PAGE EXTRACT: Begin

In a series of flashbacks at the end of season four, we see Beatrice’s childhood unfold. We discover that when her brother died during the Second World War Beatrice’s mother suffered a nervous breakdown. In the face of her husband’s cool imperviousness and embarrassment about her “womanly emotions”, she becomes ‘hysterical’ and is eventually treated with a lobotomy. Beatrice, scarred by her upbringing and her own narrow options, raises BoJack poorly, who in turn goes on to unthinkingly perpetuate the same sexism that had such devastating effect on his family history.
While not many attempt to tackle themes as dark as BoJack Horseman, some adult animation does attempt to take on topics like gender and sexism. Freelance animator Bias mentions watching a recent episode of South Park, where Cartman gets a girlfriend who he ignores and gaslights. “While it was clearly intended to be ironic and to highlight how much of an ass Cartman is, it failed because his girlfriend – whose name I tellingly can't recall – was ultimately only there as a flat object against which to reflect Cartman's misogyny,” says Bias. “Her experience was not explored. And the absence of representing the true, resonant impact on a whole, dynamic being felt like implied forgiveness – which ultimately it is.”
This highlights the complexity of handling topics like these in a way that doesn’t end up just shrugging it off. Can a reprehensible character be peeled from the moral architecture of the show in which they appear? Can you have a sexist protagonist without it becoming a sexist show? These are quandaries Bob-Waksberg has talked about navigating on the making of BoJack Horseman.

PAGE EXTRACT: End
RECORDS: Begin

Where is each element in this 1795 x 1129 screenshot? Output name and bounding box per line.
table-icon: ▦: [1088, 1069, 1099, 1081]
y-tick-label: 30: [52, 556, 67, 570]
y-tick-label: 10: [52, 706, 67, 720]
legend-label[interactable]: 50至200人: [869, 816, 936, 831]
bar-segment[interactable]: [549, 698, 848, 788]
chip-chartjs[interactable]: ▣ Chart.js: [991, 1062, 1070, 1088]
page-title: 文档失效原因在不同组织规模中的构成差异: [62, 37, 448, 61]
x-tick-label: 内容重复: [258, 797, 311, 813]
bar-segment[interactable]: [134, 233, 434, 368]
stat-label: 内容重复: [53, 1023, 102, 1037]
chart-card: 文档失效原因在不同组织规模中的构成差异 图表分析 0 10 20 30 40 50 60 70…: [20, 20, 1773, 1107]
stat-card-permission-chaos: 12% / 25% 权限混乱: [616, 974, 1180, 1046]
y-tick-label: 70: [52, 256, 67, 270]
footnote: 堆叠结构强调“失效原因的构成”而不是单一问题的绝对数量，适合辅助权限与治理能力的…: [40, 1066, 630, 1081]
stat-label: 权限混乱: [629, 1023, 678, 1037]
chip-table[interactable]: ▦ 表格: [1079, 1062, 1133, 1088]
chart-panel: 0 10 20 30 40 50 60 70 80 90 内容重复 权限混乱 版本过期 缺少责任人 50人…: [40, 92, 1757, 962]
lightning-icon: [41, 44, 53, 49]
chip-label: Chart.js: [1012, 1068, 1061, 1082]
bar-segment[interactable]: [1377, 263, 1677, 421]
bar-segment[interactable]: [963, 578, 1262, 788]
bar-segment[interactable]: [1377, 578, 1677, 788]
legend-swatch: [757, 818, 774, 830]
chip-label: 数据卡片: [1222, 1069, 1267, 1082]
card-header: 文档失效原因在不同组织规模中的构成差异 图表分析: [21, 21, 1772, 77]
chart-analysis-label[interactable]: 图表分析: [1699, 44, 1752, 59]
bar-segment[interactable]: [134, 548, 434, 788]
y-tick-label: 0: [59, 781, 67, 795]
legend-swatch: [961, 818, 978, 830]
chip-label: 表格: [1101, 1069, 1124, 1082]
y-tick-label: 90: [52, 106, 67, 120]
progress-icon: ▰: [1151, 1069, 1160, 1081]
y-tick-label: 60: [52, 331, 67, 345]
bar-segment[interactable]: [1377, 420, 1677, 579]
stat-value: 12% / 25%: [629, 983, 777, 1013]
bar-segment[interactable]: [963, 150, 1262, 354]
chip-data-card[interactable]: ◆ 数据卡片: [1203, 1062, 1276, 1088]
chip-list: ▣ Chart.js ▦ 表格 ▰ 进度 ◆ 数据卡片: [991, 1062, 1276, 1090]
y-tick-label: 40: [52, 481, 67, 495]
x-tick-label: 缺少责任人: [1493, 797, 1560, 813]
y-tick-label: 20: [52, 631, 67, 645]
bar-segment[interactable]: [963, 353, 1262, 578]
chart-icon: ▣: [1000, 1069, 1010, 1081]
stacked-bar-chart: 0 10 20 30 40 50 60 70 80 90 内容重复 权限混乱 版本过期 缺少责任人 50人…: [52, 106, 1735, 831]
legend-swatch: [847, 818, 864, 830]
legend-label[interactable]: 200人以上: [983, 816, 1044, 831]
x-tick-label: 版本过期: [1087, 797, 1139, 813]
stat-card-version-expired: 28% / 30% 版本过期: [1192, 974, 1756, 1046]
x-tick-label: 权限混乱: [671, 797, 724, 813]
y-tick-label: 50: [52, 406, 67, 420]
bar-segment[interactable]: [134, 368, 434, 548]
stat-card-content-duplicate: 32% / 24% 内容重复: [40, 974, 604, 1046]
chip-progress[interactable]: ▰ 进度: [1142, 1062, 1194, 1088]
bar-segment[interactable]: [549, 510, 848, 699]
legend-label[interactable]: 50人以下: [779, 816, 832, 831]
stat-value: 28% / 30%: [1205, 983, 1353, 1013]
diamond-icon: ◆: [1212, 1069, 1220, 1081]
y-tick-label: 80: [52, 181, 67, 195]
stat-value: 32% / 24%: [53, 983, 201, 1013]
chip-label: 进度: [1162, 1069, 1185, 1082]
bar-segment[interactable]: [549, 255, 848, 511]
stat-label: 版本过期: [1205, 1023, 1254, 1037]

RECORDS: End

HOW TO COMPLETE THIS TASK: In the text on BoJack Horseman, what treatment was Beatrice's mother eventually given after her breakdown?

RESULT: She was treated with a lobotomy.